▶ _Goal_:
Transcribe all the entries word for word, skipping the pictures.

▶ _Records for the exercise_:
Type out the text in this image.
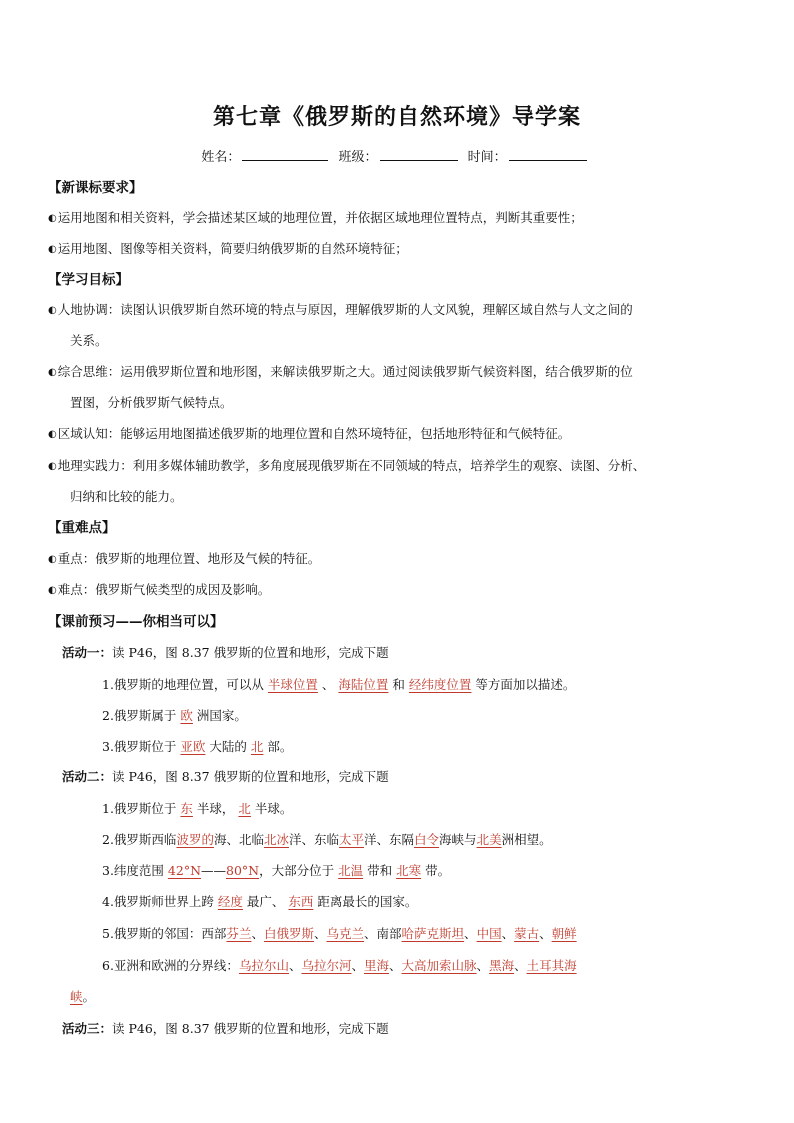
第七章《俄罗斯的自然环境》导学案
姓名：	班级：	时间：
【新课标要求】
◐运用地图和相关资料，学会描述某区域的地理位置，并依据区域地理位置特点，判断其重要性；
◐运用地图、图像等相关资料，简要归纳俄罗斯的自然环境特征；
【学习目标】
◐人地协调：读图认识俄罗斯自然环境的特点与原因，理解俄罗斯的人文风貌，理解区域自然与人文之间的
关系。
◐综合思维：运用俄罗斯位置和地形图，来解读俄罗斯之大。通过阅读俄罗斯气候资料图，结合俄罗斯的位
置图，分析俄罗斯气候特点。
◐区域认知：能够运用地图描述俄罗斯的地理位置和自然环境特征，包括地形特征和气候特征。
◐地理实践力：利用多媒体辅助教学，多角度展现俄罗斯在不同领域的特点，培养学生的观察、读图、分析、
归纳和比较的能力。
【重难点】
◐重点：俄罗斯的地理位置、地形及气候的特征。
◐难点：俄罗斯气候类型的成因及影响。
【课前预习——你相当可以】
活动一：读 P46，图 8.37 俄罗斯的位置和地形，完成下题
1.俄罗斯的地理位置，可以从 半球位置 、 海陆位置 和 经纬度位置 等方面加以描述。
2.俄罗斯属于 欧 洲国家。
3.俄罗斯位于 亚欧 大陆的 北 部。
活动二：读 P46，图 8.37 俄罗斯的位置和地形，完成下题
1.俄罗斯位于 东 半球， 北 半球。
2.俄罗斯西临波罗的海、北临北冰洋、东临太平洋、东隔白令海峡与北美洲相望。
3.纬度范围 42°N——80°N，大部分位于 北温 带和 北寒 带。
4.俄罗斯师世界上跨 经度 最广、 东西 距离最长的国家。
5.俄罗斯的邻国：西部芬兰、白俄罗斯、乌克兰、南部哈萨克斯坦、中国、蒙古、朝鲜
6.亚洲和欧洲的分界线：乌拉尔山、乌拉尔河、里海、大高加索山脉、黑海、土耳其海
峡。
活动三：读 P46，图 8.37 俄罗斯的位置和地形，完成下题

▶ _Response to this exercise_:
Type out the text in this image.
第七章《俄罗斯的自然环境》导学案
姓名：	班级：	时间：
【新课标要求】
◐运用地图和相关资料，学会描述某区域的地理位置，并依据区域地理位置特点，判断其重要性；
◐运用地图、图像等相关资料，简要归纳俄罗斯的自然环境特征；
【学习目标】
◐人地协调：读图认识俄罗斯自然环境的特点与原因，理解俄罗斯的人文风貌，理解区域自然与人文之间的
关系。
◐综合思维：运用俄罗斯位置和地形图，来解读俄罗斯之大。通过阅读俄罗斯气候资料图，结合俄罗斯的位
置图，分析俄罗斯气候特点。
◐区域认知：能够运用地图描述俄罗斯的地理位置和自然环境特征，包括地形特征和气候特征。
◐地理实践力：利用多媒体辅助教学，多角度展现俄罗斯在不同领域的特点，培养学生的观察、读图、分析、
归纳和比较的能力。
【重难点】
◐重点：俄罗斯的地理位置、地形及气候的特征。
◐难点：俄罗斯气候类型的成因及影响。
【课前预习——你相当可以】
活动一：读 P46，图 8.37 俄罗斯的位置和地形，完成下题
1.俄罗斯的地理位置，可以从 半球位置 、 海陆位置 和 经纬度位置 等方面加以描述。
2.俄罗斯属于 欧 洲国家。
3.俄罗斯位于 亚欧 大陆的 北 部。
活动二：读 P46，图 8.37 俄罗斯的位置和地形，完成下题
1.俄罗斯位于 东 半球， 北 半球。
2.俄罗斯西临波罗的海、北临北冰洋、东临太平洋、东隔白令海峡与北美洲相望。
3.纬度范围 42°N——80°N，大部分位于 北温 带和 北寒 带。
4.俄罗斯师世界上跨 经度 最广、 东西 距离最长的国家。
5.俄罗斯的邻国：西部芬兰、白俄罗斯、乌克兰、南部哈萨克斯坦、中国、蒙古、朝鲜
6.亚洲和欧洲的分界线：乌拉尔山、乌拉尔河、里海、大高加索山脉、黑海、土耳其海
峡。
活动三：读 P46，图 8.37 俄罗斯的位置和地形，完成下题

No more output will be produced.